### Do this
Filter the data below for the string "through" and copy each matching line.

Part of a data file
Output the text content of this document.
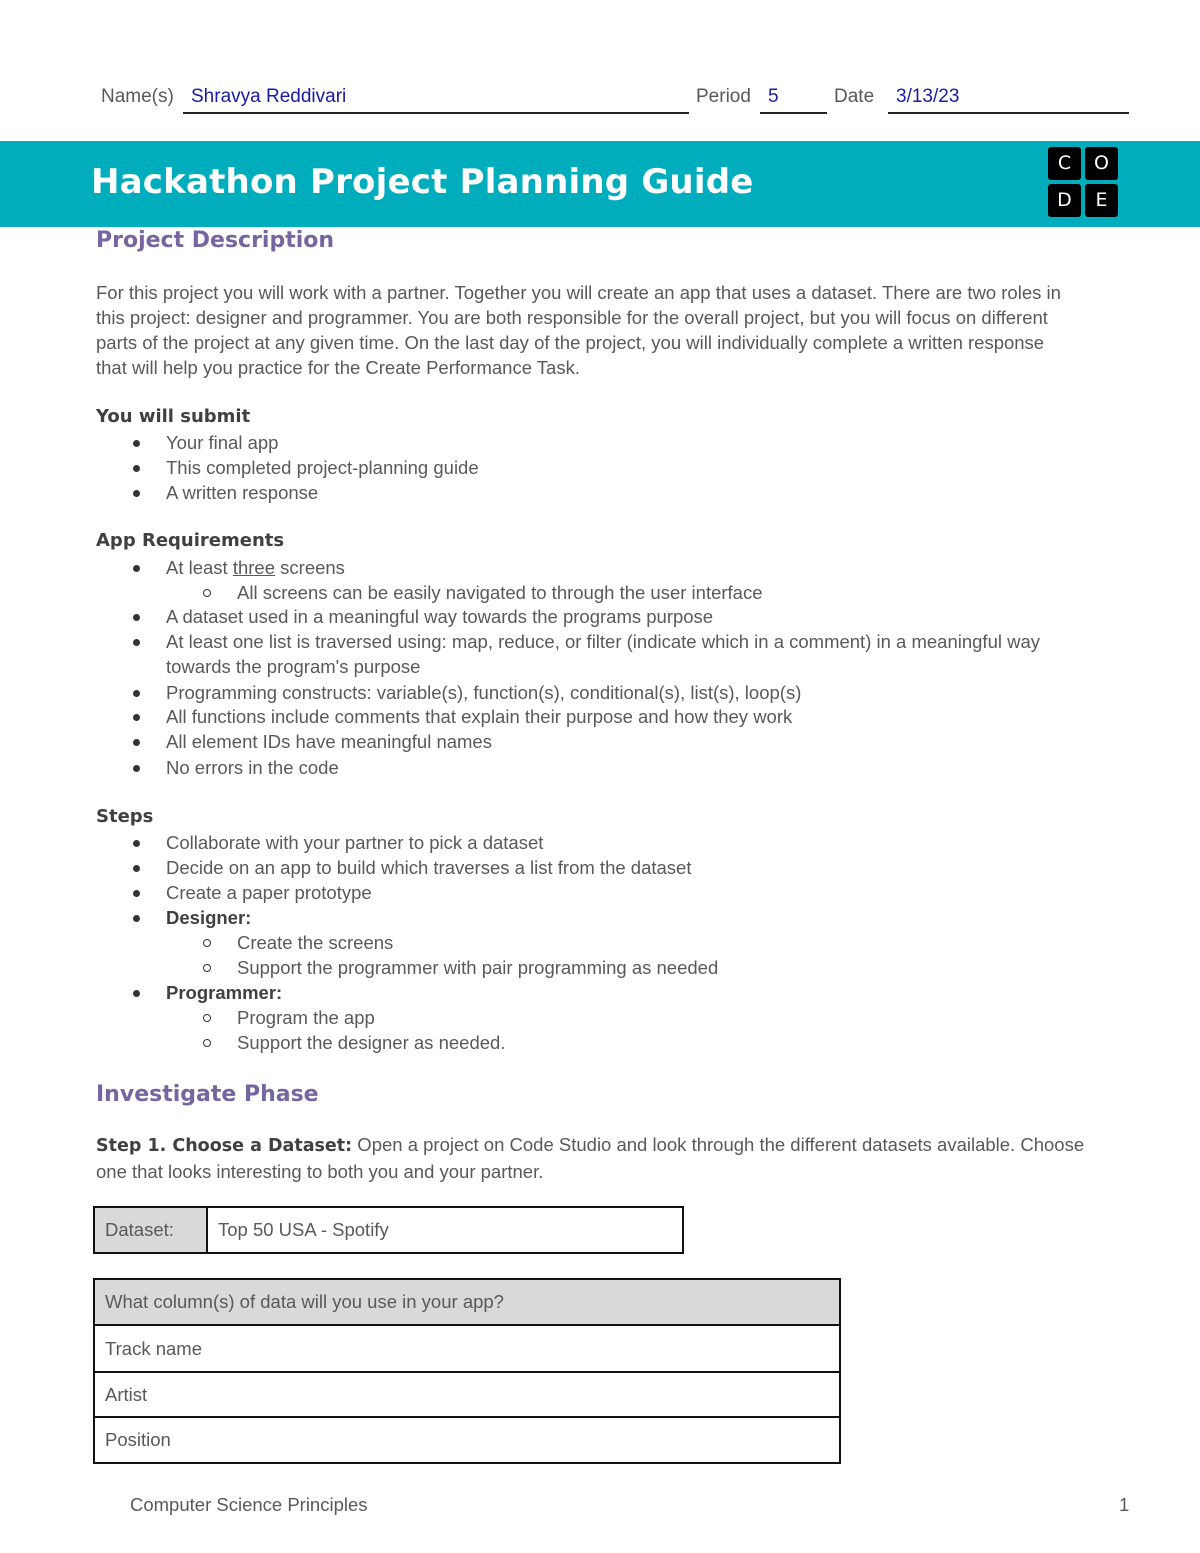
Name(s) Shravya Reddivari	Period 5	Date 3/13/23
Hackathon Project Planning Guide	C	O
D	E
Project Description
For this project you will work with a partner. Together you will create an app that uses a dataset. There are two roles in
this project: designer and programmer. You are both responsible for the overall project, but you will focus on different
parts of the project at any given time. On the last day of the project, you will individually complete a written response
that will help you practice for the Create Performance Task.
You will submit
Your final app
This completed project-planning guide
A written response
App Requirements
At least three screens
All screens can be easily navigated to through the user interface
A dataset used in a meaningful way towards the programs purpose
At least one list is traversed using: map, reduce, or filter (indicate which in a comment) in a meaningful way
towards the program's purpose
Programming constructs: variable(s), function(s), conditional(s), list(s), loop(s)
All functions include comments that explain their purpose and how they work
All element IDs have meaningful names
No errors in the code
Steps
Collaborate with your partner to pick a dataset
Decide on an app to build which traverses a list from the dataset
Create a paper prototype
Designer:
Create the screens
Support the programmer with pair programming as needed
Programmer:
Program the app
Support the designer as needed.
Investigate Phase
Step 1. Choose a Dataset: Open a project on Code Studio and look through the different datasets available. Choose
one that looks interesting to both you and your partner.
Dataset:	Top 50 USA - Spotify
What column(s) of data will you use in your app?
Track name
Artist
Position
Computer Science Principles	1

### Worked solution
All screens can be easily navigated to through the user interface
Step 1. Choose a Dataset: Open a project on Code Studio and look through the different datasets available. Choose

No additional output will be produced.